# Stated task
Leave the pictures out. Return all other data exactly.

# # # # # # #

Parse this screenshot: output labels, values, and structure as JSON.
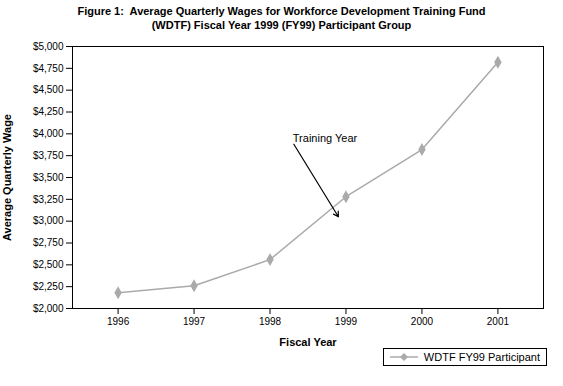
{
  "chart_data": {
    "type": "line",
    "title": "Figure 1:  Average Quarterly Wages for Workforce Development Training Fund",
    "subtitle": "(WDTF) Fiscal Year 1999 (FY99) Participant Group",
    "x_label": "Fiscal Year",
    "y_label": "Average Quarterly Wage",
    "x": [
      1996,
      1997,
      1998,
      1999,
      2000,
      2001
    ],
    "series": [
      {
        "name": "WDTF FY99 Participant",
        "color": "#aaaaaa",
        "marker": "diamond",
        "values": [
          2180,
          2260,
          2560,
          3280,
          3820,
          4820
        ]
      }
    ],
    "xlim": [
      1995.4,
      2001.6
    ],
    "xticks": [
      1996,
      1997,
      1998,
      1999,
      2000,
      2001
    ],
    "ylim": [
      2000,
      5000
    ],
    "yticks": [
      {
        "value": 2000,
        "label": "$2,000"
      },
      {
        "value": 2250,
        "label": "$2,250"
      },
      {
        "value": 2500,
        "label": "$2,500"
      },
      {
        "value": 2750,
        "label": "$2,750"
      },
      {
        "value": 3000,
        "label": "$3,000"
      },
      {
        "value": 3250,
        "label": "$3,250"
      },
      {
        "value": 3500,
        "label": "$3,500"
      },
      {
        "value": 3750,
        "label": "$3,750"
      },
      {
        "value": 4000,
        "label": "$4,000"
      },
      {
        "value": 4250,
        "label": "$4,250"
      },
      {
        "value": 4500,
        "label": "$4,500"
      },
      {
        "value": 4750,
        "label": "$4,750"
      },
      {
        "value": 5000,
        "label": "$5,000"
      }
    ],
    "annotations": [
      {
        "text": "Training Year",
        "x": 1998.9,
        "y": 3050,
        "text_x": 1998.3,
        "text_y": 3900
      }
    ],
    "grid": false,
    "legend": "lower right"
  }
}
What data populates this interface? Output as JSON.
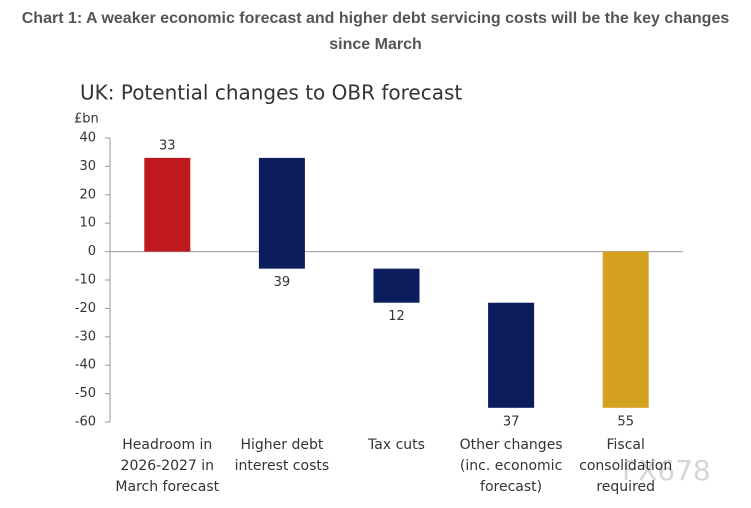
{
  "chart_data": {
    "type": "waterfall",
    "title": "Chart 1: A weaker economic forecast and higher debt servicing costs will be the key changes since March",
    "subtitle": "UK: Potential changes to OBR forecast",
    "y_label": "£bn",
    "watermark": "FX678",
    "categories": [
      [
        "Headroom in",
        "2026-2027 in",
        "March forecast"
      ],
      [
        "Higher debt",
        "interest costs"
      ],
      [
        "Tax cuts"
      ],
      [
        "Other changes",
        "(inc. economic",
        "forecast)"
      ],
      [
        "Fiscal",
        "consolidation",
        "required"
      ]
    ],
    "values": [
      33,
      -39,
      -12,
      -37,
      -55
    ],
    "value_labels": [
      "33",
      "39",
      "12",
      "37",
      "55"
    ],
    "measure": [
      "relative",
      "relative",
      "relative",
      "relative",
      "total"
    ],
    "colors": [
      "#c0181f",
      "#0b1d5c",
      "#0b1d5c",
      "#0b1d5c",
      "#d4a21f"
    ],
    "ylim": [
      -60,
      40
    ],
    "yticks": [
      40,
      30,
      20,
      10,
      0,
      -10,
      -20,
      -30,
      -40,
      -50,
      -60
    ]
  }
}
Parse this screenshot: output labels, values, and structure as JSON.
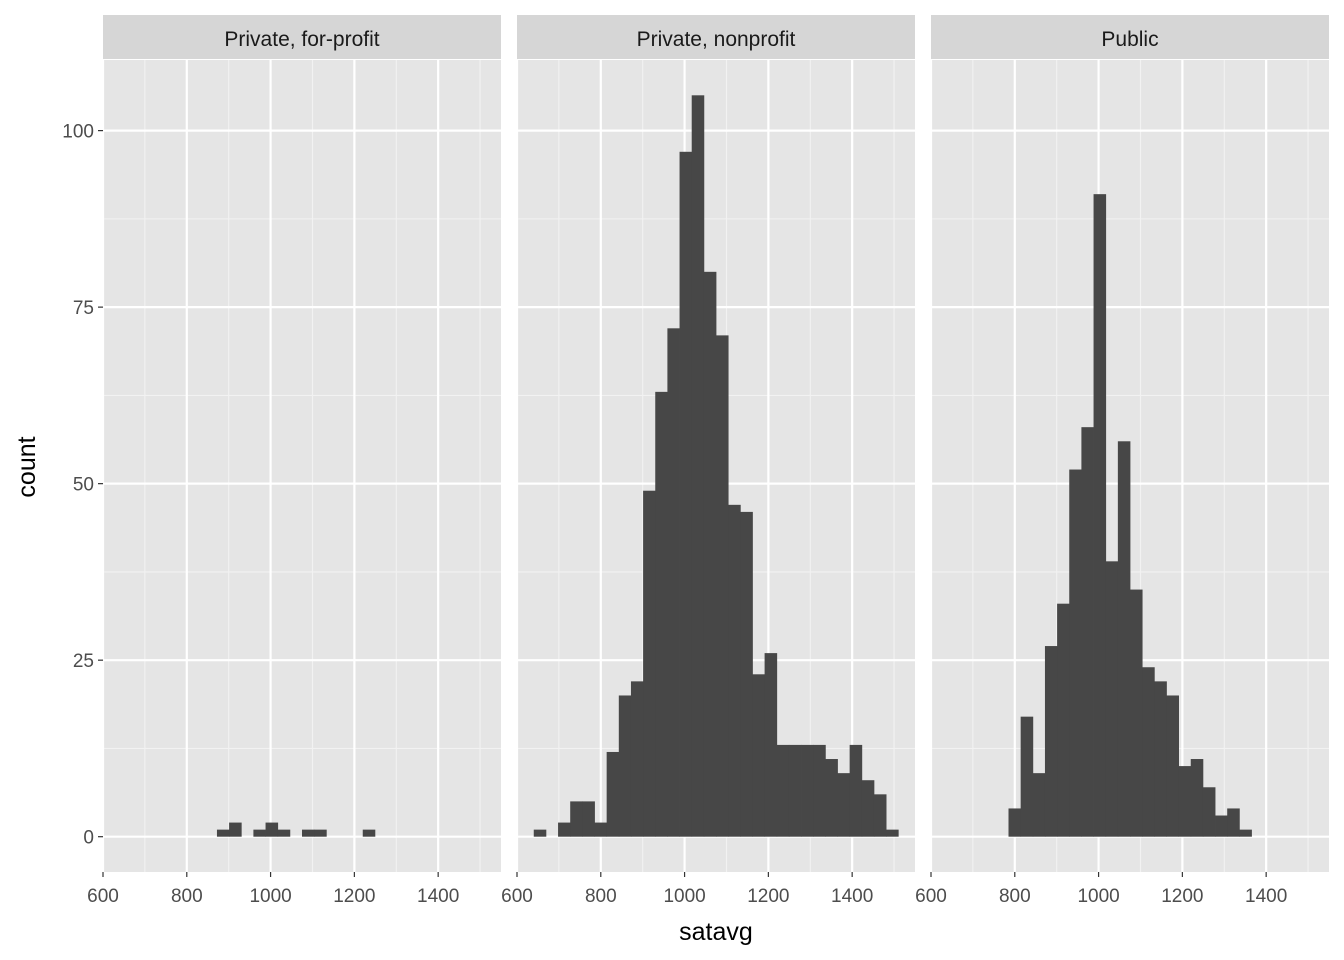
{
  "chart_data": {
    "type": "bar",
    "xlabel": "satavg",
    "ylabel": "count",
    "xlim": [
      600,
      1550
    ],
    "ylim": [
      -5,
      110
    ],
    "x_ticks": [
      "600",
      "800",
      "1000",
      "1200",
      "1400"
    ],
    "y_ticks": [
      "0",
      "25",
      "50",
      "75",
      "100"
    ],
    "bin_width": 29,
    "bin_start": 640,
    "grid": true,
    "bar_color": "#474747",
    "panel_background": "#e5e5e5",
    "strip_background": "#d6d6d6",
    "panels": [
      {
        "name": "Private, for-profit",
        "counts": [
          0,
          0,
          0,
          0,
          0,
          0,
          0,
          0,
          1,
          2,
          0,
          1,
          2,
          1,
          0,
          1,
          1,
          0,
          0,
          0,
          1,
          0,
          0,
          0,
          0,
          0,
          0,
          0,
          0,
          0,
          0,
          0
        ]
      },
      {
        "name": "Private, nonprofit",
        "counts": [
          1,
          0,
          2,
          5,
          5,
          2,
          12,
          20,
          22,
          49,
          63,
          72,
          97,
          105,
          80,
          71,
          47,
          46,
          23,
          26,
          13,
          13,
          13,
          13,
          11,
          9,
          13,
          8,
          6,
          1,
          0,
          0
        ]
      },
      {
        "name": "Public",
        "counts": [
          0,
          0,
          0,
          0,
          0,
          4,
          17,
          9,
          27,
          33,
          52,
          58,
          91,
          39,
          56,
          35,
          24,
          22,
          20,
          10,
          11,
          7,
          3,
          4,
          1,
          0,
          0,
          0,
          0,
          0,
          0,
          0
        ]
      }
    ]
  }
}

# # # # # # #

# The reply
Parse this screenshot: output labels, values, and structure as JSON.
{
  "chart_data": {
    "type": "line",
    "title": "Figure 1:  Average Quarterly Wages for Workforce Development Training Fund",
    "subtitle": "(WDTF) Fiscal Year 1999 (FY99) Participant Group",
    "x_label": "Fiscal Year",
    "y_label": "Average Quarterly Wage",
    "x": [
      1996,
      1997,
      1998,
      1999,
      2000,
      2001
    ],
    "series": [
      {
        "name": "WDTF FY99 Participant",
        "color": "#aaaaaa",
        "marker": "diamond",
        "values": [
          2180,
          2260,
          2560,
          3280,
          3820,
          4820
        ]
      }
    ],
    "xlim": [
      1995.4,
      2001.6
    ],
    "xticks": [
      1996,
      1997,
      1998,
      1999,
      2000,
      2001
    ],
    "ylim": [
      2000,
      5000
    ],
    "yticks": [
      {
        "value": 2000,
        "label": "$2,000"
      },
      {
        "value": 2250,
        "label": "$2,250"
      },
      {
        "value": 2500,
        "label": "$2,500"
      },
      {
        "value": 2750,
        "label": "$2,750"
      },
      {
        "value": 3000,
        "label": "$3,000"
      },
      {
        "value": 3250,
        "label": "$3,250"
      },
      {
        "value": 3500,
        "label": "$3,500"
      },
      {
        "value": 3750,
        "label": "$3,750"
      },
      {
        "value": 4000,
        "label": "$4,000"
      },
      {
        "value": 4250,
        "label": "$4,250"
      },
      {
        "value": 4500,
        "label": "$4,500"
      },
      {
        "value": 4750,
        "label": "$4,750"
      },
      {
        "value": 5000,
        "label": "$5,000"
      }
    ],
    "annotations": [
      {
        "text": "Training Year",
        "x": 1998.9,
        "y": 3050,
        "text_x": 1998.3,
        "text_y": 3900
      }
    ],
    "grid": false,
    "legend": "lower right"
  }
}
What data populates this interface? Output as JSON.
{
  "chart_data": {
    "type": "waterfall",
    "title": "Chart 1: A weaker economic forecast and higher debt servicing costs will be the key changes since March",
    "subtitle": "UK: Potential changes to OBR forecast",
    "y_label": "£bn",
    "watermark": "FX678",
    "categories": [
      [
        "Headroom in",
        "2026-2027 in",
        "March forecast"
      ],
      [
        "Higher debt",
        "interest costs"
      ],
      [
        "Tax cuts"
      ],
      [
        "Other changes",
        "(inc. economic",
        "forecast)"
      ],
      [
        "Fiscal",
        "consolidation",
        "required"
      ]
    ],
    "values": [
      33,
      -39,
      -12,
      -37,
      -55
    ],
    "value_labels": [
      "33",
      "39",
      "12",
      "37",
      "55"
    ],
    "measure": [
      "relative",
      "relative",
      "relative",
      "relative",
      "total"
    ],
    "colors": [
      "#c0181f",
      "#0b1d5c",
      "#0b1d5c",
      "#0b1d5c",
      "#d4a21f"
    ],
    "ylim": [
      -60,
      40
    ],
    "yticks": [
      40,
      30,
      20,
      10,
      0,
      -10,
      -20,
      -30,
      -40,
      -50,
      -60
    ]
  }
}
Parse this screenshot: output labels, values, and structure as JSON.
{
  "chart_data": {
    "type": "bar",
    "xlabel": "satavg",
    "ylabel": "count",
    "xlim": [
      600,
      1550
    ],
    "ylim": [
      -5,
      110
    ],
    "x_ticks": [
      "600",
      "800",
      "1000",
      "1200",
      "1400"
    ],
    "y_ticks": [
      "0",
      "25",
      "50",
      "75",
      "100"
    ],
    "bin_width": 29,
    "bin_start": 640,
    "grid": true,
    "bar_color": "#474747",
    "panel_background": "#e5e5e5",
    "strip_background": "#d6d6d6",
    "panels": [
      {
        "name": "Private, for-profit",
        "counts": [
          0,
          0,
          0,
          0,
          0,
          0,
          0,
          0,
          1,
          2,
          0,
          1,
          2,
          1,
          0,
          1,
          1,
          0,
          0,
          0,
          1,
          0,
          0,
          0,
          0,
          0,
          0,
          0,
          0,
          0,
          0,
          0
        ]
      },
      {
        "name": "Private, nonprofit",
        "counts": [
          1,
          0,
          2,
          5,
          5,
          2,
          12,
          20,
          22,
          49,
          63,
          72,
          97,
          105,
          80,
          71,
          47,
          46,
          23,
          26,
          13,
          13,
          13,
          13,
          11,
          9,
          13,
          8,
          6,
          1,
          0,
          0
        ]
      },
      {
        "name": "Public",
        "counts": [
          0,
          0,
          0,
          0,
          0,
          4,
          17,
          9,
          27,
          33,
          52,
          58,
          91,
          39,
          56,
          35,
          24,
          22,
          20,
          10,
          11,
          7,
          3,
          4,
          1,
          0,
          0,
          0,
          0,
          0,
          0,
          0
        ]
      }
    ]
  }
}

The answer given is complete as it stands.